- [EXERCISE BRIEF]: Collect every line of the entries below that contains the string "quoted" and copy each one in full. The match is case-sensitive.

- [Bounding box annotations]:
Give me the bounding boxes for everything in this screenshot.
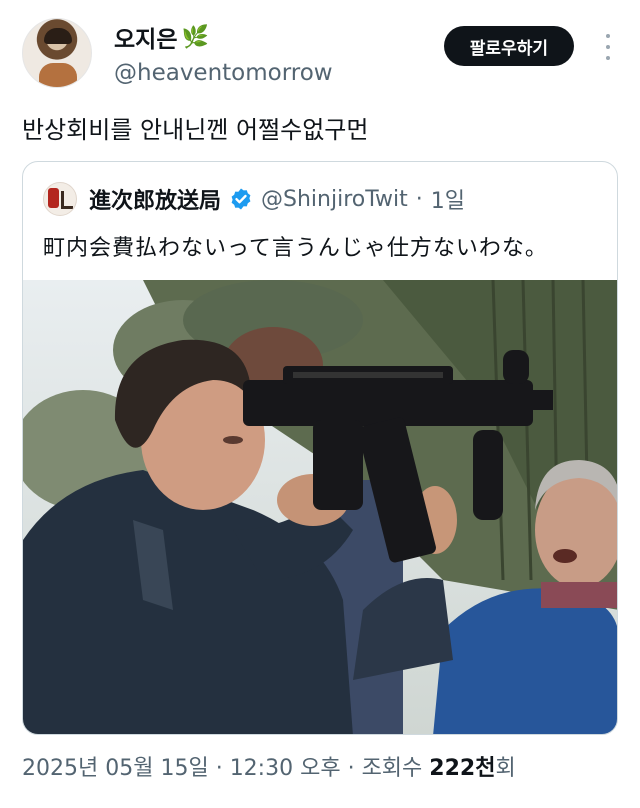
verified-badge-icon [231, 188, 251, 210]
author-handle[interactable]: @heaventomorrow [114, 60, 333, 86]
quoted-photo[interactable] [23, 280, 617, 734]
more-vertical-icon[interactable] [604, 34, 612, 60]
author-name-row[interactable]: 오지은 🌿 [114, 20, 209, 54]
views-suffix: 회 [495, 756, 516, 781]
author-name[interactable]: 오지은 [114, 20, 177, 54]
avatar-logo-mark [48, 188, 59, 208]
author-avatar[interactable] [22, 18, 92, 88]
views-label: 조회수 [361, 756, 423, 781]
leaf-emoji-icon: 🌿 [181, 24, 209, 50]
quoted-timestamp[interactable]: 1일 [431, 183, 465, 215]
follow-button[interactable]: 팔로우하기 [443, 26, 574, 66]
meta-dot: · [215, 756, 223, 781]
quoted-author-avatar[interactable] [43, 182, 77, 216]
avatar-body [39, 63, 77, 87]
tweet-header: 오지은 🌿 @heaventomorrow 팔로우하기 [22, 16, 622, 92]
avatar-hair [44, 28, 72, 44]
photo-illustration [23, 280, 617, 734]
quoted-author-name[interactable]: 進次郎放送局 [89, 183, 221, 215]
quoted-tweet[interactable]: 進次郎放送局 @ShinjiroTwit · 1일 町内会費払わないって言うんじ… [22, 161, 618, 735]
tweet-time[interactable]: 12:30 오후 [230, 756, 341, 781]
quoted-tweet-header: 進次郎放送局 @ShinjiroTwit · 1일 [43, 182, 465, 216]
tweet-text: 반상회비를 안내닌껜 어쩔수없구먼 [22, 116, 369, 144]
quoted-author-handle[interactable]: @ShinjiroTwit [261, 187, 408, 212]
avatar-logo-ink [61, 191, 73, 209]
separator-dot: · [415, 186, 423, 212]
views-count[interactable]: 222천 [429, 756, 495, 781]
tweet-meta: 2025년 05월 15일 · 12:30 오후 · 조회수 222천회 [22, 750, 516, 782]
quoted-tweet-text: 町内会費払わないって言うんじゃ仕方ないわな。 [43, 236, 548, 261]
meta-dot-2: · [347, 756, 355, 781]
tweet-date[interactable]: 2025년 05월 15일 [22, 756, 209, 781]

- [THE SOLUTION]:
quoted-photo[interactable] [23, 280, 617, 734]
quoted-timestamp[interactable]: 1일 [431, 183, 465, 215]
quoted-author-avatar[interactable] [43, 182, 77, 216]
quoted-author-name[interactable]: 進次郎放送局 [89, 183, 221, 215]
quoted-tweet[interactable]: 進次郎放送局 @ShinjiroTwit · 1일 町内会費払わないって言うんじ… [22, 161, 618, 735]
quoted-tweet-header: 進次郎放送局 @ShinjiroTwit · 1일 [43, 182, 465, 216]
quoted-author-handle[interactable]: @ShinjiroTwit [261, 187, 408, 212]
quoted-tweet-text: 町内会費払わないって言うんじゃ仕方ないわな。 [43, 236, 548, 261]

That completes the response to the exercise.